Drop the images; return everything else in the listing below exactly.

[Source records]
>> BEGIN

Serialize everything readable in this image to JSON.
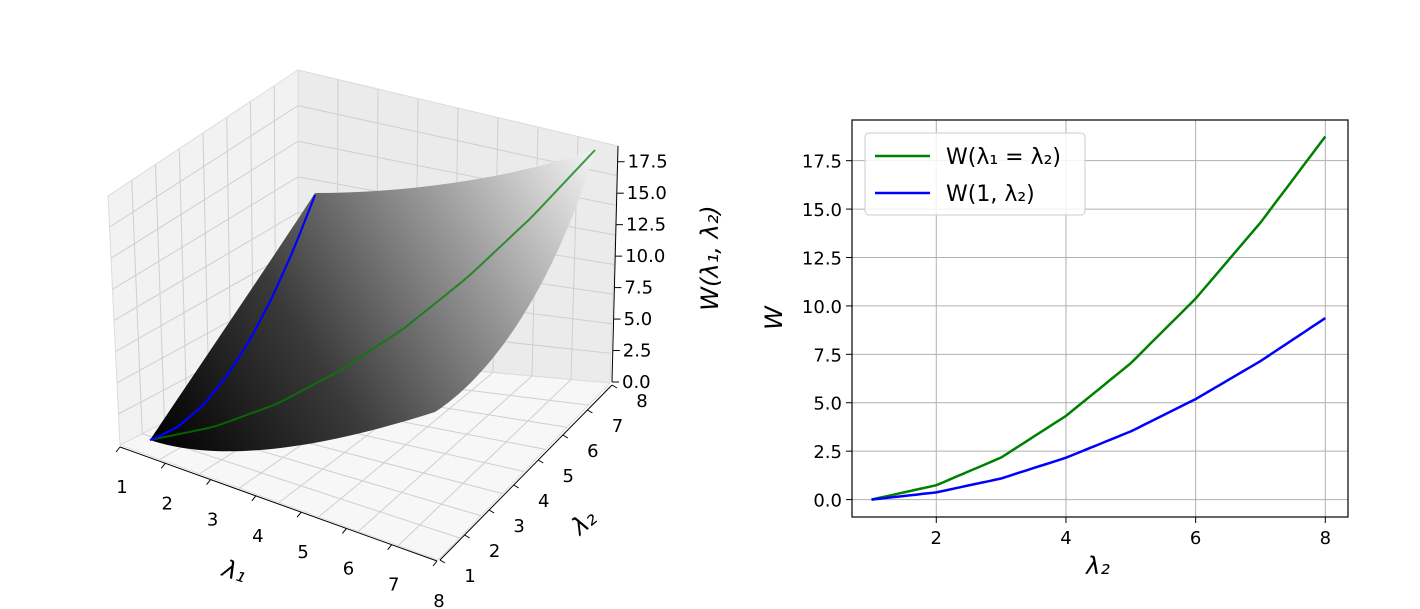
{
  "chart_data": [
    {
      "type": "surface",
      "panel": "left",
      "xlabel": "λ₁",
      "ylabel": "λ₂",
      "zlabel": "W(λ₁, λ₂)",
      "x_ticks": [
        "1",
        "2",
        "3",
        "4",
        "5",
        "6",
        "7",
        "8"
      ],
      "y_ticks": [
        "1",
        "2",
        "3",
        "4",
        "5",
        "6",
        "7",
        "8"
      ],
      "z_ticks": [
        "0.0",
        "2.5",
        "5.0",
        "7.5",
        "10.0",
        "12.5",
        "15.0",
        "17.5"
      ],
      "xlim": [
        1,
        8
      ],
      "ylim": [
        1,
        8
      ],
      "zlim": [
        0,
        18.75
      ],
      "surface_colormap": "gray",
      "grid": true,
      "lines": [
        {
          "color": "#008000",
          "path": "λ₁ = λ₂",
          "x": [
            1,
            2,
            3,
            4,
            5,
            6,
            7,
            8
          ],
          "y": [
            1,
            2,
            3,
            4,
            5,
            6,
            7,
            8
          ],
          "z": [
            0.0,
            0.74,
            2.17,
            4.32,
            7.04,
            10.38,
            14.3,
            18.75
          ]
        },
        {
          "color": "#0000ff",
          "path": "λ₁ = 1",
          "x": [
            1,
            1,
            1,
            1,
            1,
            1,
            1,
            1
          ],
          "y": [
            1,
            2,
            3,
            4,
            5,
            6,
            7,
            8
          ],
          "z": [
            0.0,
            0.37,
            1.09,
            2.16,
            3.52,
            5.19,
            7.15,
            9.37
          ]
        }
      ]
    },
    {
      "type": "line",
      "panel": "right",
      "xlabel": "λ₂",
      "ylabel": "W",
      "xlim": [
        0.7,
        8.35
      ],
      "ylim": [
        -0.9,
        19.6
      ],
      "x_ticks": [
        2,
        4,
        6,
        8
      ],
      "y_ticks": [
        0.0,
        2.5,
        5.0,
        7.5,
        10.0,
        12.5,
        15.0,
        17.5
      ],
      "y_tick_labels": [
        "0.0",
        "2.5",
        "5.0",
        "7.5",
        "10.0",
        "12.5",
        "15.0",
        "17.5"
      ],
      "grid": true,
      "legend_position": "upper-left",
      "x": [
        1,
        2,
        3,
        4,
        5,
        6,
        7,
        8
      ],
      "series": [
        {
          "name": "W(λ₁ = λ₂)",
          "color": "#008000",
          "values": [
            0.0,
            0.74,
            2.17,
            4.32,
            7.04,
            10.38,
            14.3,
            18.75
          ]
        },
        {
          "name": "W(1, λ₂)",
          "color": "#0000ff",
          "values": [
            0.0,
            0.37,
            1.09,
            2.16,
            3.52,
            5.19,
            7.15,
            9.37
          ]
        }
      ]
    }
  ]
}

>> END

*Solution to the problem:*
Serialize everything readable in this image to JSON.
{
  "chart_data": [
    {
      "type": "surface",
      "panel": "left",
      "xlabel": "λ₁",
      "ylabel": "λ₂",
      "zlabel": "W(λ₁, λ₂)",
      "x_ticks": [
        "1",
        "2",
        "3",
        "4",
        "5",
        "6",
        "7",
        "8"
      ],
      "y_ticks": [
        "1",
        "2",
        "3",
        "4",
        "5",
        "6",
        "7",
        "8"
      ],
      "z_ticks": [
        "0.0",
        "2.5",
        "5.0",
        "7.5",
        "10.0",
        "12.5",
        "15.0",
        "17.5"
      ],
      "xlim": [
        1,
        8
      ],
      "ylim": [
        1,
        8
      ],
      "zlim": [
        0,
        18.75
      ],
      "surface_colormap": "gray",
      "grid": true,
      "lines": [
        {
          "color": "#008000",
          "path": "λ₁ = λ₂",
          "x": [
            1,
            2,
            3,
            4,
            5,
            6,
            7,
            8
          ],
          "y": [
            1,
            2,
            3,
            4,
            5,
            6,
            7,
            8
          ],
          "z": [
            0.0,
            0.74,
            2.17,
            4.32,
            7.04,
            10.38,
            14.3,
            18.75
          ]
        },
        {
          "color": "#0000ff",
          "path": "λ₁ = 1",
          "x": [
            1,
            1,
            1,
            1,
            1,
            1,
            1,
            1
          ],
          "y": [
            1,
            2,
            3,
            4,
            5,
            6,
            7,
            8
          ],
          "z": [
            0.0,
            0.37,
            1.09,
            2.16,
            3.52,
            5.19,
            7.15,
            9.37
          ]
        }
      ]
    },
    {
      "type": "line",
      "panel": "right",
      "xlabel": "λ₂",
      "ylabel": "W",
      "xlim": [
        0.7,
        8.35
      ],
      "ylim": [
        -0.9,
        19.6
      ],
      "x_ticks": [
        2,
        4,
        6,
        8
      ],
      "y_ticks": [
        0.0,
        2.5,
        5.0,
        7.5,
        10.0,
        12.5,
        15.0,
        17.5
      ],
      "y_tick_labels": [
        "0.0",
        "2.5",
        "5.0",
        "7.5",
        "10.0",
        "12.5",
        "15.0",
        "17.5"
      ],
      "grid": true,
      "legend_position": "upper-left",
      "x": [
        1,
        2,
        3,
        4,
        5,
        6,
        7,
        8
      ],
      "series": [
        {
          "name": "W(λ₁ = λ₂)",
          "color": "#008000",
          "values": [
            0.0,
            0.74,
            2.17,
            4.32,
            7.04,
            10.38,
            14.3,
            18.75
          ]
        },
        {
          "name": "W(1, λ₂)",
          "color": "#0000ff",
          "values": [
            0.0,
            0.37,
            1.09,
            2.16,
            3.52,
            5.19,
            7.15,
            9.37
          ]
        }
      ]
    }
  ]
}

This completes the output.